» DIRECTIONS
Transcribe the full listing below exactly.

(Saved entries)
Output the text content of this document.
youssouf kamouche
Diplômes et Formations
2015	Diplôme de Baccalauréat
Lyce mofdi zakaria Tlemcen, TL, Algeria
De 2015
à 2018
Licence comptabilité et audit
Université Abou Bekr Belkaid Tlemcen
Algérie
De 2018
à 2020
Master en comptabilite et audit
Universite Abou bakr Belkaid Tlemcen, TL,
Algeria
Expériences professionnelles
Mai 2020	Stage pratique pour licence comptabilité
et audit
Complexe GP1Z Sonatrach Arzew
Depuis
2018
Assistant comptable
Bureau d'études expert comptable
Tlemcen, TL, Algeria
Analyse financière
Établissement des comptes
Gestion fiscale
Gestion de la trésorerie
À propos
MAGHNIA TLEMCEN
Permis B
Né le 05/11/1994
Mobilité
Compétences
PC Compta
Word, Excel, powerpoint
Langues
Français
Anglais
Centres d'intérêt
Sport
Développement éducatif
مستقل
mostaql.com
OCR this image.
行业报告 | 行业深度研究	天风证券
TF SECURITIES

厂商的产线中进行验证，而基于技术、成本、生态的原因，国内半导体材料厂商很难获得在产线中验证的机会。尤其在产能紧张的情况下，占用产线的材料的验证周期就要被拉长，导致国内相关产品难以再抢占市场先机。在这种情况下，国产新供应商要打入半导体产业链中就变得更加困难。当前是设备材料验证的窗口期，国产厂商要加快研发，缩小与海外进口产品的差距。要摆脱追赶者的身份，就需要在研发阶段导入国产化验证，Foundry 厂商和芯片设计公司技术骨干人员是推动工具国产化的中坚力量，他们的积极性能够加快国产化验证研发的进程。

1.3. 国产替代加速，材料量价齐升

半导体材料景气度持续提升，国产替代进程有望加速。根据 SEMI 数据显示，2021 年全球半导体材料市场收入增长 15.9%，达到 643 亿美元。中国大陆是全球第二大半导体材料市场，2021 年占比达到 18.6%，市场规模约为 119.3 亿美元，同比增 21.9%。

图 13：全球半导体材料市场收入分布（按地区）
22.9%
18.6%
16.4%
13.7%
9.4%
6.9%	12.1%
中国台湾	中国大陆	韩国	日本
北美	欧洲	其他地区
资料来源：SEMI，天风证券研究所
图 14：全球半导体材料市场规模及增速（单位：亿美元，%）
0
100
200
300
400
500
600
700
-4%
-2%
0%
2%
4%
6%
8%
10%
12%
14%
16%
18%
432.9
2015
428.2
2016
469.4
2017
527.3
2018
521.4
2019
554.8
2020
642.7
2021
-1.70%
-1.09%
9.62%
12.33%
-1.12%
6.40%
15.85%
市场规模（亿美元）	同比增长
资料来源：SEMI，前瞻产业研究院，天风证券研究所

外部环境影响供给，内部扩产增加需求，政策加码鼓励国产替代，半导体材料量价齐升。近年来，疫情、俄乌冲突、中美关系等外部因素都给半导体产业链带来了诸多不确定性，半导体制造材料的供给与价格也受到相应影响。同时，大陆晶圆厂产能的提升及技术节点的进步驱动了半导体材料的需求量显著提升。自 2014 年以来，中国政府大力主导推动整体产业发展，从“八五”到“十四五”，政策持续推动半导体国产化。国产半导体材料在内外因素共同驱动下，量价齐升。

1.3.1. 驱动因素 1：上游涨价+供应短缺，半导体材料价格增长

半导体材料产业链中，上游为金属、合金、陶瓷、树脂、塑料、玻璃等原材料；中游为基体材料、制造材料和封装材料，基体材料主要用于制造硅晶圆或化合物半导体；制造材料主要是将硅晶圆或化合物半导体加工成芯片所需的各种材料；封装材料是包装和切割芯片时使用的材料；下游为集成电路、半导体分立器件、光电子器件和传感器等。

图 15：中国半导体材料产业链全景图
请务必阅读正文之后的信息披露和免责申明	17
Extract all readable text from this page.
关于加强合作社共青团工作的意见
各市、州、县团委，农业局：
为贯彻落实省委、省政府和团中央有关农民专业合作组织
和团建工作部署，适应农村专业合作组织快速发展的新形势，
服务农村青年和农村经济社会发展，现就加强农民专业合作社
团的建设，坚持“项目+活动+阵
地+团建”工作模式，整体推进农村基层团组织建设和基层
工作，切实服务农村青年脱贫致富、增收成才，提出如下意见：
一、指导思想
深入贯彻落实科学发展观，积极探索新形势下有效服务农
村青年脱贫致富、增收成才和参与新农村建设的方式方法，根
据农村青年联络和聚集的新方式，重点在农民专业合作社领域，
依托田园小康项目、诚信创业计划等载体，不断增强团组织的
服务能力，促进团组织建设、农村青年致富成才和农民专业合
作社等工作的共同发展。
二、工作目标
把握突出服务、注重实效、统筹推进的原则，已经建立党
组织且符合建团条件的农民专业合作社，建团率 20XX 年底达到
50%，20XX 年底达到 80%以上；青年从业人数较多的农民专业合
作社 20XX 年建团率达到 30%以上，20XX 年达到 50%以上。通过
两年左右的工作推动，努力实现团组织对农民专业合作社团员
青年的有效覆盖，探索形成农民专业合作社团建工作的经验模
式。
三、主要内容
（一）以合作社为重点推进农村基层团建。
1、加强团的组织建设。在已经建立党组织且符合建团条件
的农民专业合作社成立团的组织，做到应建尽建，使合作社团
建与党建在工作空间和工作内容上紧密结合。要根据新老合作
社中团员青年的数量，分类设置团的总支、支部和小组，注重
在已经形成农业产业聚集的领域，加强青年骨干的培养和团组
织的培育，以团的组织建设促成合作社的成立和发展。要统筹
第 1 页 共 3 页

» OUTPUT FOR THIS EXERCISE
Output the text content of this document.
youssouf kamouche
Diplômes et Formations
2015	Diplôme de Baccalauréat
Lyce mofdi zakaria Tlemcen, TL, Algeria
De 2015
à 2018
Licence comptabilité et audit
Université Abou Bekr Belkaid Tlemcen
Algérie
De 2018
à 2020
Master en comptabilite et audit
Universite Abou bakr Belkaid Tlemcen, TL,
Algeria
Expériences professionnelles
Mai 2020	Stage pratique pour licence comptabilité
et audit
Complexe GP1Z Sonatrach Arzew
Depuis
2018
Assistant comptable
Bureau d'études expert comptable
Tlemcen, TL, Algeria
Analyse financière
Établissement des comptes
Gestion fiscale
Gestion de la trésorerie
À propos
MAGHNIA TLEMCEN
Permis B
Né le 05/11/1994
Mobilité
Compétences
PC Compta
Word, Excel, powerpoint
Langues
Français
Anglais
Centres d'intérêt
Sport
Développement éducatif
مستقل
mostaql.com
OCR this image.
行业报告 | 行业深度研究	天风证券
TF SECURITIES

厂商的产线中进行验证，而基于技术、成本、生态的原因，国内半导体材料厂商很难获得在产线中验证的机会。尤其在产能紧张的情况下，占用产线的材料的验证周期就要被拉长，导致国内相关产品难以再抢占市场先机。在这种情况下，国产新供应商要打入半导体产业链中就变得更加困难。当前是设备材料验证的窗口期，国产厂商要加快研发，缩小与海外进口产品的差距。要摆脱追赶者的身份，就需要在研发阶段导入国产化验证，Foundry 厂商和芯片设计公司技术骨干人员是推动工具国产化的中坚力量，他们的积极性能够加快国产化验证研发的进程。

1.3. 国产替代加速，材料量价齐升

半导体材料景气度持续提升，国产替代进程有望加速。根据 SEMI 数据显示，2021 年全球半导体材料市场收入增长 15.9%，达到 643 亿美元。中国大陆是全球第二大半导体材料市场，2021 年占比达到 18.6%，市场规模约为 119.3 亿美元，同比增 21.9%。

图 13：全球半导体材料市场收入分布（按地区）
22.9%
18.6%
16.4%
13.7%
9.4%
6.9%	12.1%
中国台湾	中国大陆	韩国	日本
北美	欧洲	其他地区
资料来源：SEMI，天风证券研究所
图 14：全球半导体材料市场规模及增速（单位：亿美元，%）
0
100
200
300
400
500
600
700
-4%
-2%
0%
2%
4%
6%
8%
10%
12%
14%
16%
18%
432.9
2015
428.2
2016
469.4
2017
527.3
2018
521.4
2019
554.8
2020
642.7
2021
-1.70%
-1.09%
9.62%
12.33%
-1.12%
6.40%
15.85%
市场规模（亿美元）	同比增长
资料来源：SEMI，前瞻产业研究院，天风证券研究所

外部环境影响供给，内部扩产增加需求，政策加码鼓励国产替代，半导体材料量价齐升。近年来，疫情、俄乌冲突、中美关系等外部因素都给半导体产业链带来了诸多不确定性，半导体制造材料的供给与价格也受到相应影响。同时，大陆晶圆厂产能的提升及技术节点的进步驱动了半导体材料的需求量显著提升。自 2014 年以来，中国政府大力主导推动整体产业发展，从“八五”到“十四五”，政策持续推动半导体国产化。国产半导体材料在内外因素共同驱动下，量价齐升。

1.3.1. 驱动因素 1：上游涨价+供应短缺，半导体材料价格增长

半导体材料产业链中，上游为金属、合金、陶瓷、树脂、塑料、玻璃等原材料；中游为基体材料、制造材料和封装材料，基体材料主要用于制造硅晶圆或化合物半导体；制造材料主要是将硅晶圆或化合物半导体加工成芯片所需的各种材料；封装材料是包装和切割芯片时使用的材料；下游为集成电路、半导体分立器件、光电子器件和传感器等。

图 15：中国半导体材料产业链全景图
请务必阅读正文之后的信息披露和免责申明	17
Extract all readable text from this page.
关于加强合作社共青团工作的意见
各市、州、县团委，农业局：
为贯彻落实省委、省政府和团中央有关农民专业合作组织
和团建工作部署，适应农村专业合作组织快速发展的新形势，
服务农村青年和农村经济社会发展，现就加强农民专业合作社
团的建设，坚持“项目+活动+阵
地+团建”工作模式，整体推进农村基层团组织建设和基层
工作，切实服务农村青年脱贫致富、增收成才，提出如下意见：
一、指导思想
深入贯彻落实科学发展观，积极探索新形势下有效服务农
村青年脱贫致富、增收成才和参与新农村建设的方式方法，根
据农村青年联络和聚集的新方式，重点在农民专业合作社领域，
依托田园小康项目、诚信创业计划等载体，不断增强团组织的
服务能力，促进团组织建设、农村青年致富成才和农民专业合
作社等工作的共同发展。
二、工作目标
把握突出服务、注重实效、统筹推进的原则，已经建立党
组织且符合建团条件的农民专业合作社，建团率 20XX 年底达到
50%，20XX 年底达到 80%以上；青年从业人数较多的农民专业合
作社 20XX 年建团率达到 30%以上，20XX 年达到 50%以上。通过
两年左右的工作推动，努力实现团组织对农民专业合作社团员
青年的有效覆盖，探索形成农民专业合作社团建工作的经验模
式。
三、主要内容
（一）以合作社为重点推进农村基层团建。
1、加强团的组织建设。在已经建立党组织且符合建团条件
的农民专业合作社成立团的组织，做到应建尽建，使合作社团
建与党建在工作空间和工作内容上紧密结合。要根据新老合作
社中团员青年的数量，分类设置团的总支、支部和小组，注重
在已经形成农业产业聚集的领域，加强青年骨干的培养和团组
织的培育，以团的组织建设促成合作社的成立和发展。要统筹
第 1 页 共 3 页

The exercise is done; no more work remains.